Exercise description = Give the material again in full, matching it exactly.

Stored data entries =
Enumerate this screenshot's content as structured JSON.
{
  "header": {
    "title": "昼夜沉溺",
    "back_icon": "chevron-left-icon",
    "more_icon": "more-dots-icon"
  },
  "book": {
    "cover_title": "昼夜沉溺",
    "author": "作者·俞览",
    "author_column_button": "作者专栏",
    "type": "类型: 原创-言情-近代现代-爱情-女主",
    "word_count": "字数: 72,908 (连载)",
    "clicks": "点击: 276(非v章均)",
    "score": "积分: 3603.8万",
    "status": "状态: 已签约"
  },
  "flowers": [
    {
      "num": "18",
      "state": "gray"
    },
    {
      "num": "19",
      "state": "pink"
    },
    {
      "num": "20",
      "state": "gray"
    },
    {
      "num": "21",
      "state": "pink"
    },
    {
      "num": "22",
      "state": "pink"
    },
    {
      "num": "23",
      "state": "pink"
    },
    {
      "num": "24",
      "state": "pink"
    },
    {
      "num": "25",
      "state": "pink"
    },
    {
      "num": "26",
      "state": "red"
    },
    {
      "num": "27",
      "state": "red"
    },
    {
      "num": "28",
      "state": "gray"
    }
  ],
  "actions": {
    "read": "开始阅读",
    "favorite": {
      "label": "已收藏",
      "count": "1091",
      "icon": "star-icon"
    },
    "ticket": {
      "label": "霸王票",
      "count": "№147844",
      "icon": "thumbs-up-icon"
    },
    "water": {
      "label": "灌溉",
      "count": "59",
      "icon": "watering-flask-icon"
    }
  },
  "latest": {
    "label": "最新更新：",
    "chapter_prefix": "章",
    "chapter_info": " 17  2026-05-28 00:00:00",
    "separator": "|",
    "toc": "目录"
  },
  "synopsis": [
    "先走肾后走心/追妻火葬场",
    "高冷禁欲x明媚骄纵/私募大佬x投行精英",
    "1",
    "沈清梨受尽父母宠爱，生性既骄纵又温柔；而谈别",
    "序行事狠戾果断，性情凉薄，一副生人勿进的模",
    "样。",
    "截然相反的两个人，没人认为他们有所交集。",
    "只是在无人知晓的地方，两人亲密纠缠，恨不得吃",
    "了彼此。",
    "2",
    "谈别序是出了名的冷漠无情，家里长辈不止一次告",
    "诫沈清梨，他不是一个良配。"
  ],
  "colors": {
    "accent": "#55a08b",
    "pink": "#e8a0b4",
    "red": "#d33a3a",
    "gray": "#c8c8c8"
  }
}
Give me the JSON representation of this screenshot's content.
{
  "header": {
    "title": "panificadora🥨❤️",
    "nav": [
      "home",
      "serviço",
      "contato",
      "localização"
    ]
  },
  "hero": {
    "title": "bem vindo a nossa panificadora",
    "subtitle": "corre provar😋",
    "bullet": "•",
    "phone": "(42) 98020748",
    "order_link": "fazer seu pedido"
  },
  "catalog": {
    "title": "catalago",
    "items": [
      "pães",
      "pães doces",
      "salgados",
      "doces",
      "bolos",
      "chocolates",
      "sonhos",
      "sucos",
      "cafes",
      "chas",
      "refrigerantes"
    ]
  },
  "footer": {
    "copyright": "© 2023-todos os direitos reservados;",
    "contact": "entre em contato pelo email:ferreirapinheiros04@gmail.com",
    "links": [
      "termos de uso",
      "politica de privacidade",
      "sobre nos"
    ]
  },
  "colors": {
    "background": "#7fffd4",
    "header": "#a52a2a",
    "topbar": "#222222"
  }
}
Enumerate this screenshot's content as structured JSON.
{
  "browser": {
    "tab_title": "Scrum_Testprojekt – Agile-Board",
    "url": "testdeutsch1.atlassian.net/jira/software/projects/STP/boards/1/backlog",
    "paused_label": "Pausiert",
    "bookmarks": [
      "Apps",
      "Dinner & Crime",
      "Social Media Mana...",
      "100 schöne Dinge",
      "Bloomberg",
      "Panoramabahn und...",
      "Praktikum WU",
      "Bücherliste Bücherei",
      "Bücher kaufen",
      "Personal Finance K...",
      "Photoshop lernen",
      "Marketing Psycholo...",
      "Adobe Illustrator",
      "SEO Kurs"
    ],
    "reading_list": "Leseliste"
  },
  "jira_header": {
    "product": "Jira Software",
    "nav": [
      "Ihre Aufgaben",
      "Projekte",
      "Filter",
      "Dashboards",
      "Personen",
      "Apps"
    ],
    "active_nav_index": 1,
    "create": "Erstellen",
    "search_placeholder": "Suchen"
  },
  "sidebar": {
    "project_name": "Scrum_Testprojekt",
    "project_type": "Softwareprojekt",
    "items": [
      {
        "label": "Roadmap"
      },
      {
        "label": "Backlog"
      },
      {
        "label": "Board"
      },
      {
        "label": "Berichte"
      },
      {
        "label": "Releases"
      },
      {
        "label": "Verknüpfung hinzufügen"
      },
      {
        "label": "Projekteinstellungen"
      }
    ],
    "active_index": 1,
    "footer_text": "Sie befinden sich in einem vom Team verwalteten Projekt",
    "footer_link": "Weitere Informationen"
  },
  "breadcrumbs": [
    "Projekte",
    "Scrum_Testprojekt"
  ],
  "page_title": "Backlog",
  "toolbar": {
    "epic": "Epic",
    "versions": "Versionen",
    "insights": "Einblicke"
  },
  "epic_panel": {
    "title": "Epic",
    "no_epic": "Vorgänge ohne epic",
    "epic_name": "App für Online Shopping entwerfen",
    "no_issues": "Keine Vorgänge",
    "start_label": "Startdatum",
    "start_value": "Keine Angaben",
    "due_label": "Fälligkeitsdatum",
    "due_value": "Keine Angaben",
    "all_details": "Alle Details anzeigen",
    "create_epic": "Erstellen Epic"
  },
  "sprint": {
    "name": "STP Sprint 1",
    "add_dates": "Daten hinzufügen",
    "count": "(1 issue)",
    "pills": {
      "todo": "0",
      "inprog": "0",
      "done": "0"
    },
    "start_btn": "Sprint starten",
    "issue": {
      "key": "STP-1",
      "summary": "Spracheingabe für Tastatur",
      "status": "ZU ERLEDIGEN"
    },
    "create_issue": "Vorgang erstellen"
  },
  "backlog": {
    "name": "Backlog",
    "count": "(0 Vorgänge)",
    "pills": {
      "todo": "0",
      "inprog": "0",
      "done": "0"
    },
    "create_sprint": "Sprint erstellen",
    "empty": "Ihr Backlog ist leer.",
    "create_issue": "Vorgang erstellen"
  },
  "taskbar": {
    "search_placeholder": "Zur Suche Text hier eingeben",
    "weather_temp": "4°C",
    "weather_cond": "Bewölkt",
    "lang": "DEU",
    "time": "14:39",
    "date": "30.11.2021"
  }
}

Exercise output =
Enumerate this screenshot's content as structured JSON.
{
  "header": {
    "title": "昼夜沉溺",
    "back_icon": "chevron-left-icon",
    "more_icon": "more-dots-icon"
  },
  "book": {
    "cover_title": "昼夜沉溺",
    "author": "作者·俞览",
    "author_column_button": "作者专栏",
    "type": "类型: 原创-言情-近代现代-爱情-女主",
    "word_count": "字数: 72,908 (连载)",
    "clicks": "点击: 276(非v章均)",
    "score": "积分: 3603.8万",
    "status": "状态: 已签约"
  },
  "flowers": [
    {
      "num": "18",
      "state": "gray"
    },
    {
      "num": "19",
      "state": "pink"
    },
    {
      "num": "20",
      "state": "gray"
    },
    {
      "num": "21",
      "state": "pink"
    },
    {
      "num": "22",
      "state": "pink"
    },
    {
      "num": "23",
      "state": "pink"
    },
    {
      "num": "24",
      "state": "pink"
    },
    {
      "num": "25",
      "state": "pink"
    },
    {
      "num": "26",
      "state": "red"
    },
    {
      "num": "27",
      "state": "red"
    },
    {
      "num": "28",
      "state": "gray"
    }
  ],
  "actions": {
    "read": "开始阅读",
    "favorite": {
      "label": "已收藏",
      "count": "1091",
      "icon": "star-icon"
    },
    "ticket": {
      "label": "霸王票",
      "count": "№147844",
      "icon": "thumbs-up-icon"
    },
    "water": {
      "label": "灌溉",
      "count": "59",
      "icon": "watering-flask-icon"
    }
  },
  "latest": {
    "label": "最新更新：",
    "chapter_prefix": "章",
    "chapter_info": " 17  2026-05-28 00:00:00",
    "separator": "|",
    "toc": "目录"
  },
  "synopsis": [
    "先走肾后走心/追妻火葬场",
    "高冷禁欲x明媚骄纵/私募大佬x投行精英",
    "1",
    "沈清梨受尽父母宠爱，生性既骄纵又温柔；而谈别",
    "序行事狠戾果断，性情凉薄，一副生人勿进的模",
    "样。",
    "截然相反的两个人，没人认为他们有所交集。",
    "只是在无人知晓的地方，两人亲密纠缠，恨不得吃",
    "了彼此。",
    "2",
    "谈别序是出了名的冷漠无情，家里长辈不止一次告",
    "诫沈清梨，他不是一个良配。"
  ],
  "colors": {
    "accent": "#55a08b",
    "pink": "#e8a0b4",
    "red": "#d33a3a",
    "gray": "#c8c8c8"
  }
}
Give me the JSON representation of this screenshot's content.
{
  "header": {
    "title": "panificadora🥨❤️",
    "nav": [
      "home",
      "serviço",
      "contato",
      "localização"
    ]
  },
  "hero": {
    "title": "bem vindo a nossa panificadora",
    "subtitle": "corre provar😋",
    "bullet": "•",
    "phone": "(42) 98020748",
    "order_link": "fazer seu pedido"
  },
  "catalog": {
    "title": "catalago",
    "items": [
      "pães",
      "pães doces",
      "salgados",
      "doces",
      "bolos",
      "chocolates",
      "sonhos",
      "sucos",
      "cafes",
      "chas",
      "refrigerantes"
    ]
  },
  "footer": {
    "copyright": "© 2023-todos os direitos reservados;",
    "contact": "entre em contato pelo email:ferreirapinheiros04@gmail.com",
    "links": [
      "termos de uso",
      "politica de privacidade",
      "sobre nos"
    ]
  },
  "colors": {
    "background": "#7fffd4",
    "header": "#a52a2a",
    "topbar": "#222222"
  }
}
Enumerate this screenshot's content as structured JSON.
{
  "browser": {
    "tab_title": "Scrum_Testprojekt – Agile-Board",
    "url": "testdeutsch1.atlassian.net/jira/software/projects/STP/boards/1/backlog",
    "paused_label": "Pausiert",
    "bookmarks": [
      "Apps",
      "Dinner & Crime",
      "Social Media Mana...",
      "100 schöne Dinge",
      "Bloomberg",
      "Panoramabahn und...",
      "Praktikum WU",
      "Bücherliste Bücherei",
      "Bücher kaufen",
      "Personal Finance K...",
      "Photoshop lernen",
      "Marketing Psycholo...",
      "Adobe Illustrator",
      "SEO Kurs"
    ],
    "reading_list": "Leseliste"
  },
  "jira_header": {
    "product": "Jira Software",
    "nav": [
      "Ihre Aufgaben",
      "Projekte",
      "Filter",
      "Dashboards",
      "Personen",
      "Apps"
    ],
    "active_nav_index": 1,
    "create": "Erstellen",
    "search_placeholder": "Suchen"
  },
  "sidebar": {
    "project_name": "Scrum_Testprojekt",
    "project_type": "Softwareprojekt",
    "items": [
      {
        "label": "Roadmap"
      },
      {
        "label": "Backlog"
      },
      {
        "label": "Board"
      },
      {
        "label": "Berichte"
      },
      {
        "label": "Releases"
      },
      {
        "label": "Verknüpfung hinzufügen"
      },
      {
        "label": "Projekteinstellungen"
      }
    ],
    "active_index": 1,
    "footer_text": "Sie befinden sich in einem vom Team verwalteten Projekt",
    "footer_link": "Weitere Informationen"
  },
  "breadcrumbs": [
    "Projekte",
    "Scrum_Testprojekt"
  ],
  "page_title": "Backlog",
  "toolbar": {
    "epic": "Epic",
    "versions": "Versionen",
    "insights": "Einblicke"
  },
  "epic_panel": {
    "title": "Epic",
    "no_epic": "Vorgänge ohne epic",
    "epic_name": "App für Online Shopping entwerfen",
    "no_issues": "Keine Vorgänge",
    "start_label": "Startdatum",
    "start_value": "Keine Angaben",
    "due_label": "Fälligkeitsdatum",
    "due_value": "Keine Angaben",
    "all_details": "Alle Details anzeigen",
    "create_epic": "Erstellen Epic"
  },
  "sprint": {
    "name": "STP Sprint 1",
    "add_dates": "Daten hinzufügen",
    "count": "(1 issue)",
    "pills": {
      "todo": "0",
      "inprog": "0",
      "done": "0"
    },
    "start_btn": "Sprint starten",
    "issue": {
      "key": "STP-1",
      "summary": "Spracheingabe für Tastatur",
      "status": "ZU ERLEDIGEN"
    },
    "create_issue": "Vorgang erstellen"
  },
  "backlog": {
    "name": "Backlog",
    "count": "(0 Vorgänge)",
    "pills": {
      "todo": "0",
      "inprog": "0",
      "done": "0"
    },
    "create_sprint": "Sprint erstellen",
    "empty": "Ihr Backlog ist leer.",
    "create_issue": "Vorgang erstellen"
  },
  "taskbar": {
    "search_placeholder": "Zur Suche Text hier eingeben",
    "weather_temp": "4°C",
    "weather_cond": "Bewölkt",
    "lang": "DEU",
    "time": "14:39",
    "date": "30.11.2021"
  }
}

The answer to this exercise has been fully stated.